(Box annotation data)
-- START --
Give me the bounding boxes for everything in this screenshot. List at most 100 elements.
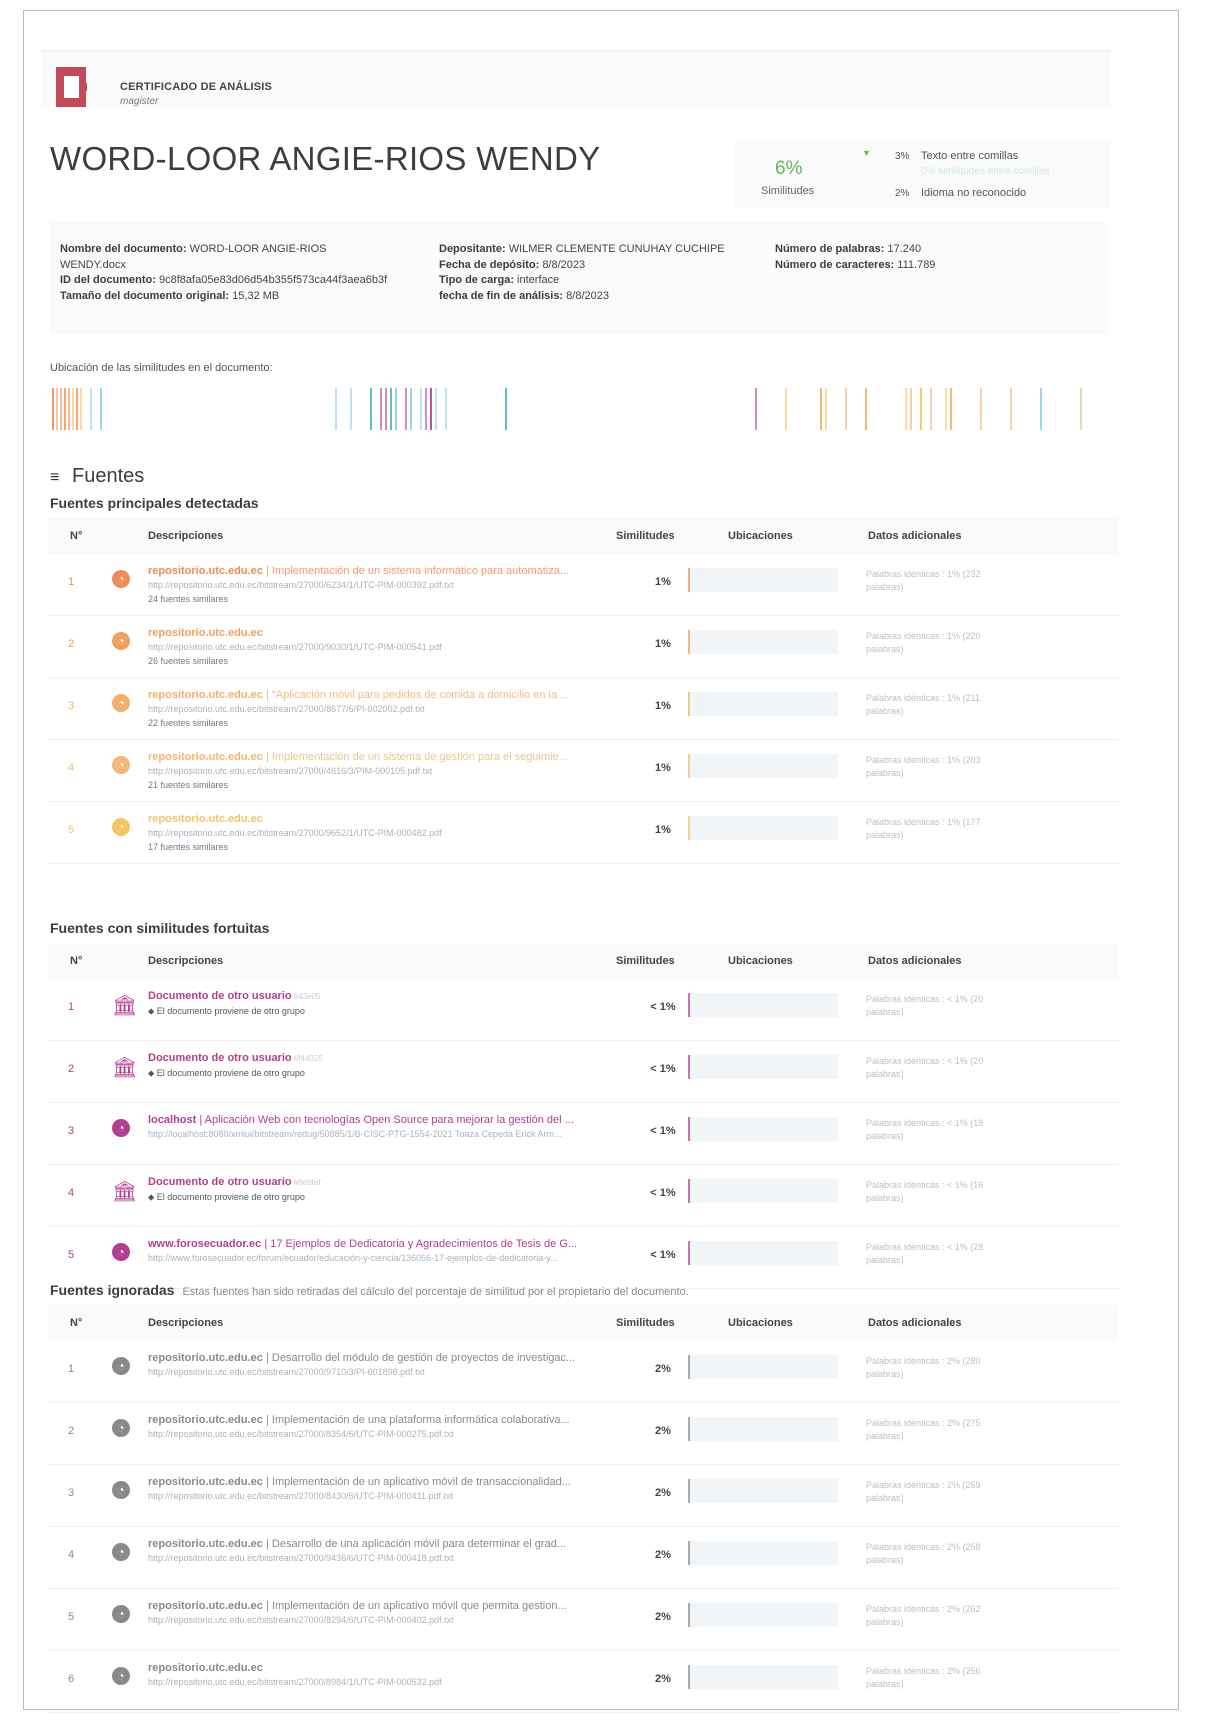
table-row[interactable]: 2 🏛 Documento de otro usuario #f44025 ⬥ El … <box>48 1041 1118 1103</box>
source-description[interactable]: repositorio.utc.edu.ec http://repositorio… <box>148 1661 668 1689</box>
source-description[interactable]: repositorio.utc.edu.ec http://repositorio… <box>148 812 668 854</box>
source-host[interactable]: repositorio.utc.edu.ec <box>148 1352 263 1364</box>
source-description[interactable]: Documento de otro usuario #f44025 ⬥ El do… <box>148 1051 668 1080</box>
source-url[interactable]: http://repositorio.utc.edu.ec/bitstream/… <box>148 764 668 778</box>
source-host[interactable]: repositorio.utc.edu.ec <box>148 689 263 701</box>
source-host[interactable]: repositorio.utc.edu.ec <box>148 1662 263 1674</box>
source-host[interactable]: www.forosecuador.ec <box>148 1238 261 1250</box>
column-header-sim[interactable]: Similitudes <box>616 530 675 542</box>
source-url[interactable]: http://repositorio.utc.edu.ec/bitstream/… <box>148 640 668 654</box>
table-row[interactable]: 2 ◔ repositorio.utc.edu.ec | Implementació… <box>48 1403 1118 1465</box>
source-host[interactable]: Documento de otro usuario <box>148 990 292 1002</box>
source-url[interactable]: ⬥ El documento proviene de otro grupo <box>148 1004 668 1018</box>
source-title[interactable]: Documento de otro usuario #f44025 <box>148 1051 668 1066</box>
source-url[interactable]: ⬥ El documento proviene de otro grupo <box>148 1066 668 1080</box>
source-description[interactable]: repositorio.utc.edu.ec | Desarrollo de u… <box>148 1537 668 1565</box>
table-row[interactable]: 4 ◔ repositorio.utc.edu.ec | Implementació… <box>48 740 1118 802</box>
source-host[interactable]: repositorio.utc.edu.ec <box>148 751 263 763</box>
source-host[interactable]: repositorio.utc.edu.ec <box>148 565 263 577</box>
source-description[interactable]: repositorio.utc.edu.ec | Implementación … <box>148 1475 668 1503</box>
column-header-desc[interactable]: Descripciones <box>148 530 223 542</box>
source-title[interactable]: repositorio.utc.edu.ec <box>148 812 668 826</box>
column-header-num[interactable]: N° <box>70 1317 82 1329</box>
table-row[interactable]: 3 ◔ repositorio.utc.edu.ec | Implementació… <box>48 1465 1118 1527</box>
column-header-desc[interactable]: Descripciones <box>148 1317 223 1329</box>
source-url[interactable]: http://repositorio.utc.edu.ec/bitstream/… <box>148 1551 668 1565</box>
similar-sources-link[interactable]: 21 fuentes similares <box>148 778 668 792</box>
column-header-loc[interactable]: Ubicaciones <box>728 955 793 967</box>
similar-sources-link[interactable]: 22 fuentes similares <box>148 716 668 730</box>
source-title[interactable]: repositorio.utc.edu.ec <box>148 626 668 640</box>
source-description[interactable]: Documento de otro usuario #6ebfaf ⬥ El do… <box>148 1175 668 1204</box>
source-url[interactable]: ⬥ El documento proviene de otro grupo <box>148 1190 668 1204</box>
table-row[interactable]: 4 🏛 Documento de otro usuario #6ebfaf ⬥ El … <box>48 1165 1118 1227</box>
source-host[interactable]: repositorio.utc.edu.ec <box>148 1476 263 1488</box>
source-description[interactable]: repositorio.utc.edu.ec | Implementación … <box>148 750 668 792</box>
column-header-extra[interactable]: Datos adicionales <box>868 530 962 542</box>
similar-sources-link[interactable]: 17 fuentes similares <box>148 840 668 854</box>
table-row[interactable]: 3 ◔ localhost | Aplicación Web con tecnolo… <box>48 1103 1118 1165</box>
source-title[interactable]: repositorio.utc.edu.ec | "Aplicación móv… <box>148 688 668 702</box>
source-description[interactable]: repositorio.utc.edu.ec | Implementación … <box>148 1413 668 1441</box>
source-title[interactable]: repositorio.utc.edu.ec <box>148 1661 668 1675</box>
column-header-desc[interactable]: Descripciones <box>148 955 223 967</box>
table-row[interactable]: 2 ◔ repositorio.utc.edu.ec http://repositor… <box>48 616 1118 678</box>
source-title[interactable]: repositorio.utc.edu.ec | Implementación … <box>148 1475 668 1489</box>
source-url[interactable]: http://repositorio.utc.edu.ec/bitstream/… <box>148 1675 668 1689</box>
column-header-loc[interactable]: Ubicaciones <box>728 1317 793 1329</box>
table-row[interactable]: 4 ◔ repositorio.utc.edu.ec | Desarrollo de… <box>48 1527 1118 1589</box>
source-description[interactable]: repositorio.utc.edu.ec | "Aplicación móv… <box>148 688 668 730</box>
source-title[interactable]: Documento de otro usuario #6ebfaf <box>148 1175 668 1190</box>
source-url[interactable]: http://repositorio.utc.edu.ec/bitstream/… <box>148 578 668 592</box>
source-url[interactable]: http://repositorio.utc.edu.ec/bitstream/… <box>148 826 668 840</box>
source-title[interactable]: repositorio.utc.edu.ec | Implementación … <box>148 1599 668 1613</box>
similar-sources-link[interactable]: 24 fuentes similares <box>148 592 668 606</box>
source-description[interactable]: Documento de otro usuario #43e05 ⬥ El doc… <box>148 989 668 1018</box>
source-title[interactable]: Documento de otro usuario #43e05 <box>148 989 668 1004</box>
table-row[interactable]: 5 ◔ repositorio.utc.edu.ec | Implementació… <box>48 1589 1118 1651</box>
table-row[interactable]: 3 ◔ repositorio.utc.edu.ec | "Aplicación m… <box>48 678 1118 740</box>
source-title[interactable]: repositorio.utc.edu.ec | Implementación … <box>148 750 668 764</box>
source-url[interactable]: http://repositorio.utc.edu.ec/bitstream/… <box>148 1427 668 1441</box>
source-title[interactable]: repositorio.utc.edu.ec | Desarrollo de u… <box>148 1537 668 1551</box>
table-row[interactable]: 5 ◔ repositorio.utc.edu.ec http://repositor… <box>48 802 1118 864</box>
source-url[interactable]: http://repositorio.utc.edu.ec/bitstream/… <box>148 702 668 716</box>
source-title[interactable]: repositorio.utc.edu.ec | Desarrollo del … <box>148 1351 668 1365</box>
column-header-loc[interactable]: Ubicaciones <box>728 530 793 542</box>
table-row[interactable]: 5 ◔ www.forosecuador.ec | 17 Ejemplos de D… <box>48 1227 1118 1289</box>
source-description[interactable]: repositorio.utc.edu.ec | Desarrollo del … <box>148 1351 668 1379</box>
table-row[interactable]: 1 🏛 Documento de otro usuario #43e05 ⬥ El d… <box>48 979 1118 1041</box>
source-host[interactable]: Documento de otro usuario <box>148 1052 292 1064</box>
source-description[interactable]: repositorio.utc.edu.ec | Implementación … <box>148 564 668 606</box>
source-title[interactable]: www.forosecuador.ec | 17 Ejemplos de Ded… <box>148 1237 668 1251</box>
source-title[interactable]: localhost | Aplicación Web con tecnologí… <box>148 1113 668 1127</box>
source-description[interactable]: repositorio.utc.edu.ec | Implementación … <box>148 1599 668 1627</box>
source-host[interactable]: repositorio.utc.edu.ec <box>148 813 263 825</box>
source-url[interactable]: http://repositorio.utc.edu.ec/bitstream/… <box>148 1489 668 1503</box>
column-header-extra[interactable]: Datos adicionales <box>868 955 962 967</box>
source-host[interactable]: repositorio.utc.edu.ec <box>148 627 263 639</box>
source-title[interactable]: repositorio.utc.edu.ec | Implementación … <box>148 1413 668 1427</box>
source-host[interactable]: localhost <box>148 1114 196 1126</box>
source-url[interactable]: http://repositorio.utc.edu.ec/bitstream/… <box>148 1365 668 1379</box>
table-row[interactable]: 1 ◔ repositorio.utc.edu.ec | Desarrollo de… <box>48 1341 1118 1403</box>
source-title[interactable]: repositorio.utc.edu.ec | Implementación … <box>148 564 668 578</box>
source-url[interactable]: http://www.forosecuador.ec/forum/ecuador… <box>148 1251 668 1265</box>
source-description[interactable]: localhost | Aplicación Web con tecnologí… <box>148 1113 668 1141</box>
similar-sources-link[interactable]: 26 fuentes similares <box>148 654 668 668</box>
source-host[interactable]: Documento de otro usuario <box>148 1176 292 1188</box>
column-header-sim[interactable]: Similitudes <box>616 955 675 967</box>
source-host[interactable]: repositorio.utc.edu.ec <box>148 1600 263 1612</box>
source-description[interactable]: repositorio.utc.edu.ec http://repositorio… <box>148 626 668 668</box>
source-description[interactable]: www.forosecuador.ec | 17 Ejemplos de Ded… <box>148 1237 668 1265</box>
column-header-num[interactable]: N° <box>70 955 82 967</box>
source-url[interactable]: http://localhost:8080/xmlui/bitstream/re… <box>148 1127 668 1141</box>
-- END --
**CHALLENGE:** Rename "source-host" to "source-domain" in the lines from the one containing "table-row[interactable]: 2 🏛" through the one containing "source-host[interactable]: repositorio.utc.edu.ec <box>148 565", and give back only those lines with everything else unchanged.

**RESPONSE:**
table-row[interactable]: 2 🏛 Documento de otro usuario #f44025 ⬥ El … <box>48 1041 1118 1103</box>
source-description[interactable]: repositorio.utc.edu.ec http://repositorio… <box>148 1661 668 1689</box>
source-description[interactable]: repositorio.utc.edu.ec http://repositorio… <box>148 812 668 854</box>
source-domain[interactable]: repositorio.utc.edu.ec <box>148 1352 263 1364</box>
source-description[interactable]: Documento de otro usuario #f44025 ⬥ El do… <box>148 1051 668 1080</box>
source-url[interactable]: http://repositorio.utc.edu.ec/bitstream/… <box>148 764 668 778</box>
source-domain[interactable]: repositorio.utc.edu.ec <box>148 689 263 701</box>
source-domain[interactable]: repositorio.utc.edu.ec <box>148 1662 263 1674</box>
source-domain[interactable]: www.forosecuador.ec <box>148 1238 261 1250</box>
column-header-sim[interactable]: Similitudes <box>616 530 675 542</box>
source-url[interactable]: http://repositorio.utc.edu.ec/bitstream/… <box>148 640 668 654</box>
table-row[interactable]: 2 ◔ repositorio.utc.edu.ec | Implementació… <box>48 1403 1118 1465</box>
source-domain[interactable]: Documento de otro usuario <box>148 990 292 1002</box>
source-url[interactable]: ⬥ El documento proviene de otro grupo <box>148 1004 668 1018</box>
source-title[interactable]: Documento de otro usuario #f44025 <box>148 1051 668 1066</box>
source-url[interactable]: ⬥ El documento proviene de otro grupo <box>148 1066 668 1080</box>
source-description[interactable]: repositorio.utc.edu.ec | Desarrollo de u… <box>148 1537 668 1565</box>
table-row[interactable]: 4 ◔ repositorio.utc.edu.ec | Implementació… <box>48 740 1118 802</box>
source-domain[interactable]: repositorio.utc.edu.ec <box>148 751 263 763</box>
source-domain[interactable]: repositorio.utc.edu.ec <box>148 565 263 577</box>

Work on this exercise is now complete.